### [EXTRACTED MATERIAL]
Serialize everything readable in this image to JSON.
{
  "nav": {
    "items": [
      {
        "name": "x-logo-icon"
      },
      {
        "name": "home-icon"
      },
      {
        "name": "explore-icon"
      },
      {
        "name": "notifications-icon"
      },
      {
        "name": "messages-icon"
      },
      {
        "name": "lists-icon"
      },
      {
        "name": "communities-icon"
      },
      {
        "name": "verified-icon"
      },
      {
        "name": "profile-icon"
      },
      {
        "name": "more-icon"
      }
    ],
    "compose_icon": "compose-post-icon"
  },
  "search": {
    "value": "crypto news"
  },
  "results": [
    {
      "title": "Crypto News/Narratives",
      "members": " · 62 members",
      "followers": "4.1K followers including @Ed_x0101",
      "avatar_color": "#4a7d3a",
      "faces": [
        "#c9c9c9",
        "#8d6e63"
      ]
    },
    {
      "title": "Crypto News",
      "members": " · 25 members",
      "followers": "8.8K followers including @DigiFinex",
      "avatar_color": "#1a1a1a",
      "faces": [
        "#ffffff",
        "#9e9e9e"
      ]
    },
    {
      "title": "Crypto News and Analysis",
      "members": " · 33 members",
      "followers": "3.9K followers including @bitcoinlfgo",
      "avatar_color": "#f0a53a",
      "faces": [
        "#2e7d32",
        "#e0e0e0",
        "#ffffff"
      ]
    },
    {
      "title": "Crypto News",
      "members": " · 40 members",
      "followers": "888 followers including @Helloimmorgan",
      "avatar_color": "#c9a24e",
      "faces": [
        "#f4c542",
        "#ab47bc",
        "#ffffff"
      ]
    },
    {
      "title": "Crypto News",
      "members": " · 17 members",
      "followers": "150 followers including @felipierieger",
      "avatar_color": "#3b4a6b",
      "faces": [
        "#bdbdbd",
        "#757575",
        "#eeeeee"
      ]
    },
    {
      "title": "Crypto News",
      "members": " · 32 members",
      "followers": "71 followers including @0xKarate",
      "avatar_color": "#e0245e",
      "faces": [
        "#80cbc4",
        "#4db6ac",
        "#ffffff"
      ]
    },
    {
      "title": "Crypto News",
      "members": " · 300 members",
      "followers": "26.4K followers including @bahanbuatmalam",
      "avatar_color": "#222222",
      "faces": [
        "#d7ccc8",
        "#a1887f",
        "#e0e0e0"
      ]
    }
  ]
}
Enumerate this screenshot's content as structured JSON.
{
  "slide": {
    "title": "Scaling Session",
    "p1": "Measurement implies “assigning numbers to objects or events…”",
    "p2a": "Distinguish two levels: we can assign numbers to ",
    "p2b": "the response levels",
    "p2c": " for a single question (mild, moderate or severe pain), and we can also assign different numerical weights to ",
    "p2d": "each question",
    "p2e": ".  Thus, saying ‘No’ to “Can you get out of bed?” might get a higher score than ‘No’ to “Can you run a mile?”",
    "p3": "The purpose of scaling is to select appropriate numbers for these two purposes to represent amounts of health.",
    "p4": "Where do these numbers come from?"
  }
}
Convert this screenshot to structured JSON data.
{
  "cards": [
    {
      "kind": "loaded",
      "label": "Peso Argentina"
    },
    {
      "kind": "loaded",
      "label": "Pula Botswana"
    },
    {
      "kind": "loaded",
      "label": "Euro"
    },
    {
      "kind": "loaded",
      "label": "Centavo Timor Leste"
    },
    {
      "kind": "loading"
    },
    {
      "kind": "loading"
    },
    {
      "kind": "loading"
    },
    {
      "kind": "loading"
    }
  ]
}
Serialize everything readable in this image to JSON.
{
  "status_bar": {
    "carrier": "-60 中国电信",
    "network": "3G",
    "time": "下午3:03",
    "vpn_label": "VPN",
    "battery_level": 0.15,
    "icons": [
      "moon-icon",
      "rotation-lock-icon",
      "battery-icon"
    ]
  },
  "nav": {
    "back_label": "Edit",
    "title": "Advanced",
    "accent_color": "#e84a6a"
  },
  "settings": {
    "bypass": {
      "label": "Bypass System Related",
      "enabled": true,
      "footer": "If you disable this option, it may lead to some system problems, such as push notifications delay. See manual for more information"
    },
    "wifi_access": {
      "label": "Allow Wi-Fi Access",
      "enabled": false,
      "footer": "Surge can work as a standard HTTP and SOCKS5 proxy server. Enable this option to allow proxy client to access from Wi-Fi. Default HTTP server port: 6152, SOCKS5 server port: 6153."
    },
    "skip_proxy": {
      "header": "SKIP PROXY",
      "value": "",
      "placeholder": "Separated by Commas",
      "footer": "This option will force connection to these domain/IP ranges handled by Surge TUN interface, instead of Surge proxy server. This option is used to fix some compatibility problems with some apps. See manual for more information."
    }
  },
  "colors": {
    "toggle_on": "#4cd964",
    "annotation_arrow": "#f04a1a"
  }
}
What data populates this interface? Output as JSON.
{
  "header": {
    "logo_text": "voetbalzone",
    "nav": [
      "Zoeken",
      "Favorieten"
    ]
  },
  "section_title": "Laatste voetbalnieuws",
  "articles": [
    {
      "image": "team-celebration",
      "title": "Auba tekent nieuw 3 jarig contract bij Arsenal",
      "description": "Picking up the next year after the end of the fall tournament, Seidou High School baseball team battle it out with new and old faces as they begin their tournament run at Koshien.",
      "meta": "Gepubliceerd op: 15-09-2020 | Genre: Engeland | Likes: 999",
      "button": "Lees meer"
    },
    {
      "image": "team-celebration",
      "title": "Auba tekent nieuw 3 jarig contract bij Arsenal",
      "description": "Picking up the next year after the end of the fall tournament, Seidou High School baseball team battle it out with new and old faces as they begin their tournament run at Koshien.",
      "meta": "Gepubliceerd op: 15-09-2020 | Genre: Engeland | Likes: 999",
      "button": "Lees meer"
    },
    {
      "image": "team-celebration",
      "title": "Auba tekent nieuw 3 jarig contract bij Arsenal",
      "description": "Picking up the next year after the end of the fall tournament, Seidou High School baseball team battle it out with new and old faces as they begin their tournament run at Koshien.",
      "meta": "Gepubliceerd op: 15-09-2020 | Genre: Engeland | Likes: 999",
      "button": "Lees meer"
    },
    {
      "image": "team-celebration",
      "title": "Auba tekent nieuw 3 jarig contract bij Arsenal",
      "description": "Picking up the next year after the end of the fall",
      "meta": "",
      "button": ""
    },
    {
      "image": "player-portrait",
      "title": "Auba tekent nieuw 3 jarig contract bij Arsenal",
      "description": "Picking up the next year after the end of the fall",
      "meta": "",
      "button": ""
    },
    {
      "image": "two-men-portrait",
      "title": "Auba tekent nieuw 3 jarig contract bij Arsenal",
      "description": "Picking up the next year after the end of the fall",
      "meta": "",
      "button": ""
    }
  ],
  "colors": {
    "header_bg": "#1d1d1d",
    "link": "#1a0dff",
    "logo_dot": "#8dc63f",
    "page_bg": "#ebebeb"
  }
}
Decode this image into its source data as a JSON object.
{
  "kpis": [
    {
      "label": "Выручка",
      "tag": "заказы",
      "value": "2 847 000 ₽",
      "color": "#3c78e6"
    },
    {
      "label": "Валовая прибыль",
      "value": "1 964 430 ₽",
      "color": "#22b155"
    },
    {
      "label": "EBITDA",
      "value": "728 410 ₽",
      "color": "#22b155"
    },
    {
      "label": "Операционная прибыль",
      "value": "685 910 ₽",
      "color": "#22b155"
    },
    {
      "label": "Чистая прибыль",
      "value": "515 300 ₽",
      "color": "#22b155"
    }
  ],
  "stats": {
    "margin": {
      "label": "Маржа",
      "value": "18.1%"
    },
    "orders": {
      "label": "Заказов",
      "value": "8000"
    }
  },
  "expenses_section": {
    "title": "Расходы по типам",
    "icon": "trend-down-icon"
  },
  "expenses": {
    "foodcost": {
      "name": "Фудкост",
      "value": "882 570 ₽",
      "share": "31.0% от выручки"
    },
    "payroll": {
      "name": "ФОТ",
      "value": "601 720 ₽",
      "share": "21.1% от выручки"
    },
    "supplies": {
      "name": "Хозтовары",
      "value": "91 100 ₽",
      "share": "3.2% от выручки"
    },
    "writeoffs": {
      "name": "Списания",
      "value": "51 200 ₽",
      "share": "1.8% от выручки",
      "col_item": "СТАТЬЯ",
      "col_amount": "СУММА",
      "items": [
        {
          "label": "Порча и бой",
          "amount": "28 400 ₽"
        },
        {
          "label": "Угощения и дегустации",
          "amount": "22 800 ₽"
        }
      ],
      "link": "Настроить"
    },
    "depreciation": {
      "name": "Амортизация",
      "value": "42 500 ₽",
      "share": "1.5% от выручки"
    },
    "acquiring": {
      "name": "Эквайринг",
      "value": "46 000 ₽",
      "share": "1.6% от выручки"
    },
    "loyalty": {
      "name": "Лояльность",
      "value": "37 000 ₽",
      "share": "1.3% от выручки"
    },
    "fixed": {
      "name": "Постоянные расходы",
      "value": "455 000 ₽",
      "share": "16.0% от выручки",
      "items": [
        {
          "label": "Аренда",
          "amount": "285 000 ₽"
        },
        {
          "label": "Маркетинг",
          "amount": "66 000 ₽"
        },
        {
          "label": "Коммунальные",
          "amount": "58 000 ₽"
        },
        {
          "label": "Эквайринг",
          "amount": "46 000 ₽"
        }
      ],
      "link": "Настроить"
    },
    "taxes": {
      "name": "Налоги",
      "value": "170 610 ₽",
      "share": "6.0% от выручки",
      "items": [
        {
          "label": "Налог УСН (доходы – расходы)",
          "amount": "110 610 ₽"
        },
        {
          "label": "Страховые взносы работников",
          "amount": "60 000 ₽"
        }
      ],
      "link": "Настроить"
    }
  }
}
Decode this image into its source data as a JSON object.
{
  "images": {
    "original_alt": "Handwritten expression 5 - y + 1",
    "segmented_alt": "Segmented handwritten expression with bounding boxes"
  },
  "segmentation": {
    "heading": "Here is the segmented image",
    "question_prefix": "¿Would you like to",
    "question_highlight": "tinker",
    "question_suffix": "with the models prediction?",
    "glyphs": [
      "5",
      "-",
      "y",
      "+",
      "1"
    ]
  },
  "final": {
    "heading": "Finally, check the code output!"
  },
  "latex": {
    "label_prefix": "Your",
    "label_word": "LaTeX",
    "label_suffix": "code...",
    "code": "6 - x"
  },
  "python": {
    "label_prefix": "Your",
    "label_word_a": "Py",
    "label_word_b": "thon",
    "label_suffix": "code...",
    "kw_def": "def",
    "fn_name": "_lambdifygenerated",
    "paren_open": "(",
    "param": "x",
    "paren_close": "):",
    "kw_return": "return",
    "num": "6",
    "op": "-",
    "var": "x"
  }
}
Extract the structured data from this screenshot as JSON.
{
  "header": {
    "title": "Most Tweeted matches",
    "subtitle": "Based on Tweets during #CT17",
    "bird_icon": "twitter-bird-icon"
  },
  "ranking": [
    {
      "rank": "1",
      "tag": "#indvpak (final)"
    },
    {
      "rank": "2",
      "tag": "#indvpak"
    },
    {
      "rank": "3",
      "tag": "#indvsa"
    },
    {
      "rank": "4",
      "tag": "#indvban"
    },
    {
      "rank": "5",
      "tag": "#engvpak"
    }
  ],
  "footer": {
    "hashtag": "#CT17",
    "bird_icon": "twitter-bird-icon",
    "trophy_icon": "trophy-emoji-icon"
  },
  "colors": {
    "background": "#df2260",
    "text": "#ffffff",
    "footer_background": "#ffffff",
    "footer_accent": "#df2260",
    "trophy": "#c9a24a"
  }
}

### [GOAL]
Exactly reproduce the lines beginning with the one that contains "Extract the structured" and ending with the last line of the material, both included. Leave out everything else.

### [THE REPLY]
Extract the structured data from this screenshot as JSON.
{
  "header": {
    "title": "Most Tweeted matches",
    "subtitle": "Based on Tweets during #CT17",
    "bird_icon": "twitter-bird-icon"
  },
  "ranking": [
    {
      "rank": "1",
      "tag": "#indvpak (final)"
    },
    {
      "rank": "2",
      "tag": "#indvpak"
    },
    {
      "rank": "3",
      "tag": "#indvsa"
    },
    {
      "rank": "4",
      "tag": "#indvban"
    },
    {
      "rank": "5",
      "tag": "#engvpak"
    }
  ],
  "footer": {
    "hashtag": "#CT17",
    "bird_icon": "twitter-bird-icon",
    "trophy_icon": "trophy-emoji-icon"
  },
  "colors": {
    "background": "#df2260",
    "text": "#ffffff",
    "footer_background": "#ffffff",
    "footer_accent": "#df2260",
    "trophy": "#c9a24a"
  }
}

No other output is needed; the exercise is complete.